** Start Material **
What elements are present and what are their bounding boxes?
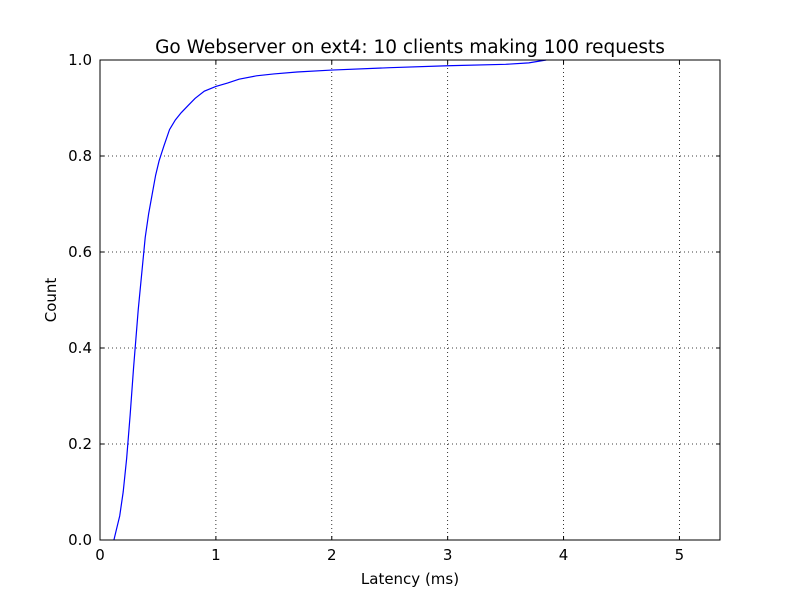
y-tick-label: 0.8 bbox=[68, 147, 92, 165]
cdf-series-line bbox=[113, 59, 547, 541]
y-tick-label: 0.0 bbox=[68, 531, 92, 549]
y-tick-label: 0.4 bbox=[68, 339, 92, 357]
x-tick-label: 3 bbox=[443, 546, 453, 564]
chart-title: Go Webserver on ext4: 10 clients making … bbox=[155, 37, 665, 58]
x-tick-label: 2 bbox=[327, 546, 337, 564]
x-tick-label: 1 bbox=[211, 546, 221, 564]
y-tick-label: 0.6 bbox=[68, 243, 92, 261]
y-tick-label: 1.0 bbox=[68, 51, 92, 69]
grid-lines bbox=[99, 59, 720, 541]
y-axis-label: Count bbox=[42, 278, 60, 323]
x-tick-label: 0 bbox=[95, 546, 105, 564]
x-tick-label: 4 bbox=[559, 546, 569, 564]
axis-ticks: 0 1 2 3 4 5 0.0 0.2 0.4 0.6 0.8 1.0 bbox=[68, 51, 720, 564]
plot-frame bbox=[99, 59, 721, 541]
x-axis-label: Latency (ms) bbox=[361, 570, 459, 588]
series-layer bbox=[113, 59, 547, 541]
y-tick-label: 0.2 bbox=[68, 435, 92, 453]
x-tick-label: 5 bbox=[675, 546, 685, 564]
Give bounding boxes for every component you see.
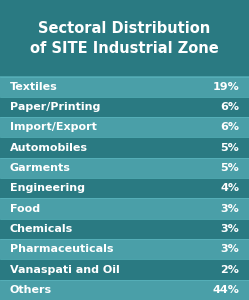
Text: 3%: 3% (220, 204, 239, 214)
Text: Food: Food (10, 204, 40, 214)
Text: Sectoral Distribution
of SITE Industrial Zone: Sectoral Distribution of SITE Industrial… (30, 21, 219, 56)
Text: Pharmaceuticals: Pharmaceuticals (10, 244, 114, 254)
Bar (0, 117, 249, 137)
Bar (0, 239, 249, 260)
Bar (0, 178, 249, 198)
Text: Others: Others (10, 285, 52, 295)
Bar (0, 280, 249, 300)
Text: 44%: 44% (212, 285, 239, 295)
Bar (0, 76, 249, 97)
Text: Paper/Printing: Paper/Printing (10, 102, 100, 112)
Text: Vanaspati and Oil: Vanaspati and Oil (10, 265, 120, 275)
Text: Chemicals: Chemicals (10, 224, 73, 234)
Text: 2%: 2% (220, 265, 239, 275)
Bar (0, 0, 249, 76)
Text: Automobiles: Automobiles (10, 142, 88, 153)
Text: 6%: 6% (220, 102, 239, 112)
Text: 5%: 5% (220, 163, 239, 173)
Text: 4%: 4% (220, 183, 239, 193)
Bar (0, 97, 249, 117)
Bar (0, 137, 249, 158)
Text: 19%: 19% (212, 82, 239, 92)
Text: Import/Export: Import/Export (10, 122, 97, 132)
Text: 3%: 3% (220, 224, 239, 234)
Text: Textiles: Textiles (10, 82, 58, 92)
Bar (0, 219, 249, 239)
Text: Engineering: Engineering (10, 183, 85, 193)
Text: 6%: 6% (220, 122, 239, 132)
Text: 5%: 5% (220, 142, 239, 153)
Text: 3%: 3% (220, 244, 239, 254)
Bar (0, 158, 249, 178)
Bar (0, 198, 249, 219)
Bar (0, 260, 249, 280)
Text: Garments: Garments (10, 163, 71, 173)
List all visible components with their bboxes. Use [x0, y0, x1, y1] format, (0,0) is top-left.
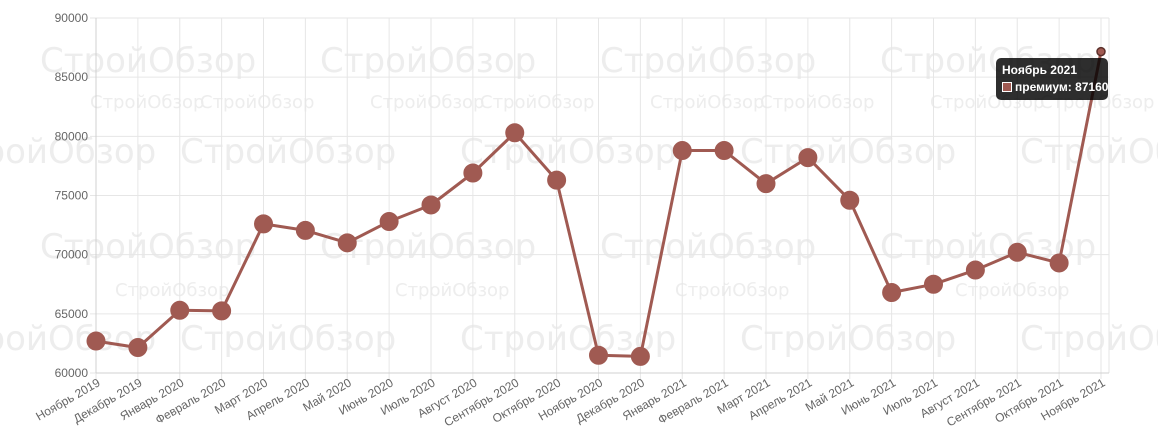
data-point [756, 174, 776, 194]
watermark-text: СтройОбзор [955, 280, 1069, 301]
watermark-text: СтройОбзор [90, 92, 204, 113]
data-point [547, 170, 567, 190]
series-premium [86, 46, 1106, 366]
data-point [1049, 253, 1069, 273]
watermark-text: СтройОбзор [320, 41, 536, 81]
watermark-text: СтройОбзор [1020, 319, 1158, 359]
data-point [505, 123, 525, 143]
watermark-text: СтройОбзор [40, 227, 256, 267]
tooltip-title: Ноябрь 2021 [1002, 63, 1077, 77]
watermark-text: СтройОбзор [650, 92, 764, 113]
watermark-text: СтройОбзор [320, 227, 536, 267]
watermark-text: СтройОбзор [370, 92, 484, 113]
data-point [128, 338, 148, 358]
watermark-text: СтройОбзор [740, 132, 956, 172]
data-point [798, 148, 818, 168]
data-point [170, 300, 190, 320]
data-point [379, 212, 399, 232]
y-tick-label: 75000 [55, 189, 89, 203]
watermark-text: СтройОбзор [180, 132, 396, 172]
data-point [212, 301, 232, 321]
tooltip: Ноябрь 2021 премиум: 87160 [996, 58, 1108, 100]
tooltip-swatch [1002, 82, 1012, 92]
data-point [337, 233, 357, 253]
y-tick-label: 65000 [55, 307, 89, 321]
data-point [1007, 242, 1027, 262]
data-point [86, 331, 106, 351]
watermark-text: СтройОбзор [200, 92, 314, 113]
watermark-text: СтройОбзор [600, 41, 816, 81]
data-point [882, 283, 902, 303]
data-point [463, 163, 483, 183]
watermark-text: СтройОбзор [115, 280, 229, 301]
watermark-text: СтройОбзор [460, 132, 676, 172]
watermark-text: СтройОбзор [180, 319, 396, 359]
data-point [1096, 46, 1106, 57]
data-point [672, 141, 692, 161]
watermark-text: СтройОбзор [675, 280, 789, 301]
watermark-text: СтройОбзор [740, 319, 956, 359]
data-point [965, 260, 985, 280]
data-point [924, 274, 943, 294]
y-tick-label: 60000 [55, 366, 89, 380]
y-tick-label: 80000 [55, 129, 89, 143]
data-point [840, 190, 860, 210]
watermark-text: СтройОбзор [40, 41, 256, 81]
y-axis: 60000 65000 70000 75000 80000 85000 90000 [55, 11, 89, 380]
watermark-text: СтройОбзор [480, 92, 594, 113]
watermark-text: СтройОбзор [395, 280, 509, 301]
y-tick-label: 85000 [55, 70, 89, 84]
data-point [295, 220, 315, 240]
data-point [254, 214, 273, 234]
watermark-text: СтройОбзор [0, 132, 156, 172]
watermark-text: СтройОбзор [1020, 132, 1158, 172]
data-point [421, 195, 441, 215]
tooltip-label: премиум: 87160 [1015, 80, 1109, 94]
watermark-text: СтройОбзор [760, 92, 874, 113]
data-point [630, 346, 650, 366]
watermark-text: СтройОбзор [600, 227, 816, 267]
data-point [589, 345, 608, 365]
y-tick-label: 90000 [55, 11, 89, 25]
data-point [714, 141, 734, 161]
y-tick-label: 70000 [55, 248, 89, 262]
** End Material **
Reproduce all of the data above line for line, with no changes, but omit the pictures.

• _Reply to the task_:
What elements are present and what are their bounding boxes?
y-tick-label: 0.8 bbox=[68, 147, 92, 165]
cdf-series-line bbox=[113, 59, 547, 541]
y-tick-label: 0.0 bbox=[68, 531, 92, 549]
y-tick-label: 0.4 bbox=[68, 339, 92, 357]
x-tick-label: 3 bbox=[443, 546, 453, 564]
chart-title: Go Webserver on ext4: 10 clients making … bbox=[155, 37, 665, 58]
x-tick-label: 2 bbox=[327, 546, 337, 564]
x-tick-label: 1 bbox=[211, 546, 221, 564]
y-tick-label: 0.6 bbox=[68, 243, 92, 261]
y-tick-label: 1.0 bbox=[68, 51, 92, 69]
grid-lines bbox=[99, 59, 720, 541]
y-axis-label: Count bbox=[42, 278, 60, 323]
x-tick-label: 0 bbox=[95, 546, 105, 564]
x-tick-label: 4 bbox=[559, 546, 569, 564]
axis-ticks: 0 1 2 3 4 5 0.0 0.2 0.4 0.6 0.8 1.0 bbox=[68, 51, 720, 564]
plot-frame bbox=[99, 59, 721, 541]
x-axis-label: Latency (ms) bbox=[361, 570, 459, 588]
series-layer bbox=[113, 59, 547, 541]
y-tick-label: 0.2 bbox=[68, 435, 92, 453]
x-tick-label: 5 bbox=[675, 546, 685, 564]
Give bounding boxes for every component you see.
Text: 3%: 3% (220, 204, 239, 214)
Text: Food: Food (10, 204, 40, 214)
Text: Sectoral Distribution
of SITE Industrial Zone: Sectoral Distribution of SITE Industrial… (30, 21, 219, 56)
Text: Pharmaceuticals: Pharmaceuticals (10, 244, 114, 254)
Bar (0, 117, 249, 137)
Bar (0, 239, 249, 260)
Bar (0, 178, 249, 198)
Text: Others: Others (10, 285, 52, 295)
Bar (0, 280, 249, 300)
Text: 44%: 44% (212, 285, 239, 295)
Bar (0, 76, 249, 97)
Text: Paper/Printing: Paper/Printing (10, 102, 100, 112)
Text: Vanaspati and Oil: Vanaspati and Oil (10, 265, 120, 275)
Text: Chemicals: Chemicals (10, 224, 73, 234)
Text: 2%: 2% (220, 265, 239, 275)
Bar (0, 0, 249, 76)
Text: Automobiles: Automobiles (10, 142, 88, 153)
Text: 6%: 6% (220, 102, 239, 112)
Text: 5%: 5% (220, 163, 239, 173)
Text: 4%: 4% (220, 183, 239, 193)
Bar (0, 97, 249, 117)
Bar (0, 137, 249, 158)
Text: 19%: 19% (212, 82, 239, 92)
Text: Import/Export: Import/Export (10, 122, 97, 132)
Text: 3%: 3% (220, 224, 239, 234)
Text: Textiles: Textiles (10, 82, 58, 92)
Bar (0, 219, 249, 239)
Text: Engineering: Engineering (10, 183, 85, 193)
Text: 6%: 6% (220, 122, 239, 132)
Text: 5%: 5% (220, 142, 239, 153)
Text: 3%: 3% (220, 244, 239, 254)
Bar (0, 158, 249, 178)
Bar (0, 198, 249, 219)
Bar (0, 260, 249, 280)
Text: Garments: Garments (10, 163, 71, 173)
List all visible components with their bboxes. Use [x0, y0, x1, y1] format, (0,0) is top-left.
data-point [756, 174, 776, 194]
watermark-text: СтройОбзор [955, 280, 1069, 301]
watermark-text: СтройОбзор [90, 92, 204, 113]
data-point [547, 170, 567, 190]
series-premium [86, 46, 1106, 366]
data-point [1049, 253, 1069, 273]
watermark-text: СтройОбзор [320, 41, 536, 81]
watermark-text: СтройОбзор [1020, 319, 1158, 359]
data-point [505, 123, 525, 143]
watermark-text: СтройОбзор [40, 227, 256, 267]
tooltip-title: Ноябрь 2021 [1002, 63, 1077, 77]
watermark-text: СтройОбзор [650, 92, 764, 113]
watermark-text: СтройОбзор [320, 227, 536, 267]
watermark-text: СтройОбзор [370, 92, 484, 113]
data-point [128, 338, 148, 358]
watermark-text: СтройОбзор [740, 132, 956, 172]
data-point [798, 148, 818, 168]
data-point [170, 300, 190, 320]
data-point [379, 212, 399, 232]
y-tick-label: 75000 [55, 189, 89, 203]
watermark-text: СтройОбзор [180, 132, 396, 172]
data-point [212, 301, 232, 321]
tooltip: Ноябрь 2021 премиум: 87160 [996, 58, 1108, 100]
tooltip-swatch [1002, 82, 1012, 92]
data-point [337, 233, 357, 253]
y-tick-label: 65000 [55, 307, 89, 321]
data-point [1007, 242, 1027, 262]
data-point [86, 331, 106, 351]
watermark-text: СтройОбзор [200, 92, 314, 113]
watermark-text: СтройОбзор [600, 41, 816, 81]
data-point [882, 283, 902, 303]
data-point [463, 163, 483, 183]
watermark-text: СтройОбзор [115, 280, 229, 301]
watermark-text: СтройОбзор [460, 132, 676, 172]
watermark-text: СтройОбзор [180, 319, 396, 359]
data-point [1096, 46, 1106, 57]
data-point [672, 141, 692, 161]
watermark-text: СтройОбзор [675, 280, 789, 301]
watermark-text: СтройОбзор [740, 319, 956, 359]
data-point [965, 260, 985, 280]
data-point [924, 274, 943, 294]
y-tick-label: 60000 [55, 366, 89, 380]
y-tick-label: 80000 [55, 129, 89, 143]
data-point [840, 190, 860, 210]
watermark-text: СтройОбзор [40, 41, 256, 81]
y-axis: 60000 65000 70000 75000 80000 85000 90000 [55, 11, 89, 380]
watermark-text: СтройОбзор [480, 92, 594, 113]
watermark-text: СтройОбзор [395, 280, 509, 301]
y-tick-label: 85000 [55, 70, 89, 84]
data-point [295, 220, 315, 240]
data-point [254, 214, 273, 234]
watermark-text: СтройОбзор [0, 132, 156, 172]
watermark-text: СтройОбзор [1020, 132, 1158, 172]
data-point [421, 195, 441, 215]
tooltip-label: премиум: 87160 [1015, 80, 1109, 94]
watermark-text: СтройОбзор [760, 92, 874, 113]
data-point [630, 346, 650, 366]
watermark-text: СтройОбзор [600, 227, 816, 267]
data-point [589, 345, 608, 365]
y-tick-label: 90000 [55, 11, 89, 25]
data-point [714, 141, 734, 161]
y-tick-label: 70000 [55, 248, 89, 262]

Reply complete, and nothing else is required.